[Some records]
=====

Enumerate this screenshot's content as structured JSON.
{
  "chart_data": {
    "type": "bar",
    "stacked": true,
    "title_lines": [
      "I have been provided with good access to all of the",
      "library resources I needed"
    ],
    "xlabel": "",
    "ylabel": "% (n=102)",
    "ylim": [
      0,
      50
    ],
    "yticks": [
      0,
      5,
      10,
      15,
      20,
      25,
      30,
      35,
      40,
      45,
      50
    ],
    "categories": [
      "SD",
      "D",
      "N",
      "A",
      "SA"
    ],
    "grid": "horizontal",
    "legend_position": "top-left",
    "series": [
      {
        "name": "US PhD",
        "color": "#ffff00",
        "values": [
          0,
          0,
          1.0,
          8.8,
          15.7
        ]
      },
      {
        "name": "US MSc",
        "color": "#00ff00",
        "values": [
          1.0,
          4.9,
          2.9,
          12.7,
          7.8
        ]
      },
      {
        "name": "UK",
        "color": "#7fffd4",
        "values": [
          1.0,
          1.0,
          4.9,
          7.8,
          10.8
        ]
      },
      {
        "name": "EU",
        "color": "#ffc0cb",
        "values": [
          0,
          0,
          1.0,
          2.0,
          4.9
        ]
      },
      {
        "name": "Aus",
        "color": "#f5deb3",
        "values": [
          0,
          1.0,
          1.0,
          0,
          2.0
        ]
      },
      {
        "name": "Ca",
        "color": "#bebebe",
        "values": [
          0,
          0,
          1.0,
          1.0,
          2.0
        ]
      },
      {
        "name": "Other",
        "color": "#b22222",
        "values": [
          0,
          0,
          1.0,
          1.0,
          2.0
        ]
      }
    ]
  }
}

=====

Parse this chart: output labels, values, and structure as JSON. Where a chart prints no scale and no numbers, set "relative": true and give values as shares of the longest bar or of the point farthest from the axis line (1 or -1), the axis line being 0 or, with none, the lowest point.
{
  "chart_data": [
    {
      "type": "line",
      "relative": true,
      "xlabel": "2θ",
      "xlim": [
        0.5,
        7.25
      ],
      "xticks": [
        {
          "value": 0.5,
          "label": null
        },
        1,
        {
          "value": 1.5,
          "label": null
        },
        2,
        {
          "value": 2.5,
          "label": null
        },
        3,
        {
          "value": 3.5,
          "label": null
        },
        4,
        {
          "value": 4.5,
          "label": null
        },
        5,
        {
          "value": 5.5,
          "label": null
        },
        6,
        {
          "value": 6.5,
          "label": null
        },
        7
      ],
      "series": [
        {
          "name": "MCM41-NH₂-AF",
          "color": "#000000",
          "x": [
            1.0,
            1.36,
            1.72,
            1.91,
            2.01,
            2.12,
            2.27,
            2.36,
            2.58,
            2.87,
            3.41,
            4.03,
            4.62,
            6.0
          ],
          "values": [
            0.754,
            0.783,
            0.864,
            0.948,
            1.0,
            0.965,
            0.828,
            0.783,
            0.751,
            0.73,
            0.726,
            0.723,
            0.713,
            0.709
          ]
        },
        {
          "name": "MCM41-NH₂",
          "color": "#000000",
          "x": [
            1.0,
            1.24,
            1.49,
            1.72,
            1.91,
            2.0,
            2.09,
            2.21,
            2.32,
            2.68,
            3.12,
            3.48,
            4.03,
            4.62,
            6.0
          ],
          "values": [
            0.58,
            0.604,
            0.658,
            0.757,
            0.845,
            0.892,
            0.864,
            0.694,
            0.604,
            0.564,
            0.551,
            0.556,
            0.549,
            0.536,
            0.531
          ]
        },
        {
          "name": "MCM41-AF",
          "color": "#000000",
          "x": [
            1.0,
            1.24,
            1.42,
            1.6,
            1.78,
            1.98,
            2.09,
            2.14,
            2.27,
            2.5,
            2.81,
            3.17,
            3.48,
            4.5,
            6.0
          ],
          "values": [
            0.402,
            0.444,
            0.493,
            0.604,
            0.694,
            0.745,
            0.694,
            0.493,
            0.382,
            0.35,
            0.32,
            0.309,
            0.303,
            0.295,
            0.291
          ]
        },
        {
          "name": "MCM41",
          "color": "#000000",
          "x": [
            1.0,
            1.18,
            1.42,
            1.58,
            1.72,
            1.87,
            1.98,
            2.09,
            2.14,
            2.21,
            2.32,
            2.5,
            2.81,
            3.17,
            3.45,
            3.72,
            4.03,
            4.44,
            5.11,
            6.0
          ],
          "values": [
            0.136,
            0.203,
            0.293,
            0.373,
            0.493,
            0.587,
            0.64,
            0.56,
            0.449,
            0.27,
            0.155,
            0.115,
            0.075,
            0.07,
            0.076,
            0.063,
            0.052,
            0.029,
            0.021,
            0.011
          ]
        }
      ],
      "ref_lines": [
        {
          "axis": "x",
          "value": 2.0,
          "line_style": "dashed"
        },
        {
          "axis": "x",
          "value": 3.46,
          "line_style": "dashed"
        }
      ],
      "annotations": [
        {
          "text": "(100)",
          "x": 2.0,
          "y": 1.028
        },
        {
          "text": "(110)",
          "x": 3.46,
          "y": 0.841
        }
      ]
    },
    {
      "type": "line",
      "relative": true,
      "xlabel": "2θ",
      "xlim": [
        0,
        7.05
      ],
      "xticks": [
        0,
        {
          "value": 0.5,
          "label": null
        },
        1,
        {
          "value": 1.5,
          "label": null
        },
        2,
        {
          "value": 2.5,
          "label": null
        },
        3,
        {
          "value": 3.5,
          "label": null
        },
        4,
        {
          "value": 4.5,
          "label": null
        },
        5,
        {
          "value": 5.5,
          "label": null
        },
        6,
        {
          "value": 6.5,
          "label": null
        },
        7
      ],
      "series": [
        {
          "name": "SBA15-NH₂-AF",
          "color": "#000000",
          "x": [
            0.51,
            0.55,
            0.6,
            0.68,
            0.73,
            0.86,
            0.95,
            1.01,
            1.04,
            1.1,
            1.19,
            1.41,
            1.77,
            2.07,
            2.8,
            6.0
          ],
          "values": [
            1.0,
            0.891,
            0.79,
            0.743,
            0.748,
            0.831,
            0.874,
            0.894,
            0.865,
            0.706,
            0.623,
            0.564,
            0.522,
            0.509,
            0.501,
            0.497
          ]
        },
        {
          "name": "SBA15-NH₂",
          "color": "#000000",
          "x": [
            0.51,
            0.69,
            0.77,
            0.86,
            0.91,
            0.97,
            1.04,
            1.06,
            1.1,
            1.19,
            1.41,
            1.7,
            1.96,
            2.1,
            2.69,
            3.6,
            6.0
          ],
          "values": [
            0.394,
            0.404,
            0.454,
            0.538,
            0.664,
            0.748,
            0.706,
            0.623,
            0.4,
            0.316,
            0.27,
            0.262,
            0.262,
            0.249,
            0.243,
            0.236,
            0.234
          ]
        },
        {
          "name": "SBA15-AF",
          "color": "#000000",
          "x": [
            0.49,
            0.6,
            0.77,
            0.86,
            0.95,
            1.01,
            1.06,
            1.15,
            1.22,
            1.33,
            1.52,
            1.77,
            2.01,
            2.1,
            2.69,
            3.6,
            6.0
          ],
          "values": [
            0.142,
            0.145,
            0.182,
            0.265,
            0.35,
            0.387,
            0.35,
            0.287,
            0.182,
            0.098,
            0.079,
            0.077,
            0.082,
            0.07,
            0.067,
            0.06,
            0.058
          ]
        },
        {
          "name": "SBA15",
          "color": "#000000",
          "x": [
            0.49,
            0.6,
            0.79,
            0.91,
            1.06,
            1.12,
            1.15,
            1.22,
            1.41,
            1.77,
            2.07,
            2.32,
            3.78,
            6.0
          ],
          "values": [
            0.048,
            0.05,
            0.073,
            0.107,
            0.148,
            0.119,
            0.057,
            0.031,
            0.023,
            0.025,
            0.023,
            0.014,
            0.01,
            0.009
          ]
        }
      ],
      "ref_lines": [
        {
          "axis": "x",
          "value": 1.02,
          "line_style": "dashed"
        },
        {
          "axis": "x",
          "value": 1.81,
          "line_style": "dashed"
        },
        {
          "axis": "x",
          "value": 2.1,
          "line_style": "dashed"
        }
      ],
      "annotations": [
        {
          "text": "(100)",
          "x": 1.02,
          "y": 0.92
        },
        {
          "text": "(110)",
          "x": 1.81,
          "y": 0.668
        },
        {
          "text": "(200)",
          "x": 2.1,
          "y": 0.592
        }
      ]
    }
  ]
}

=====

Description of the task — Go through the entries above and copy every line containing "with".

The result —
      "I have been provided with good access to all of the",
Parse this chart: output labels, values, and structure as JSON. Where a chart prints no scale and no numbers, set "relative": true and give values as shares of the longest bar or of the point farthest from the axis line (1 or -1), the axis line being 0 or, with none, the lowest point.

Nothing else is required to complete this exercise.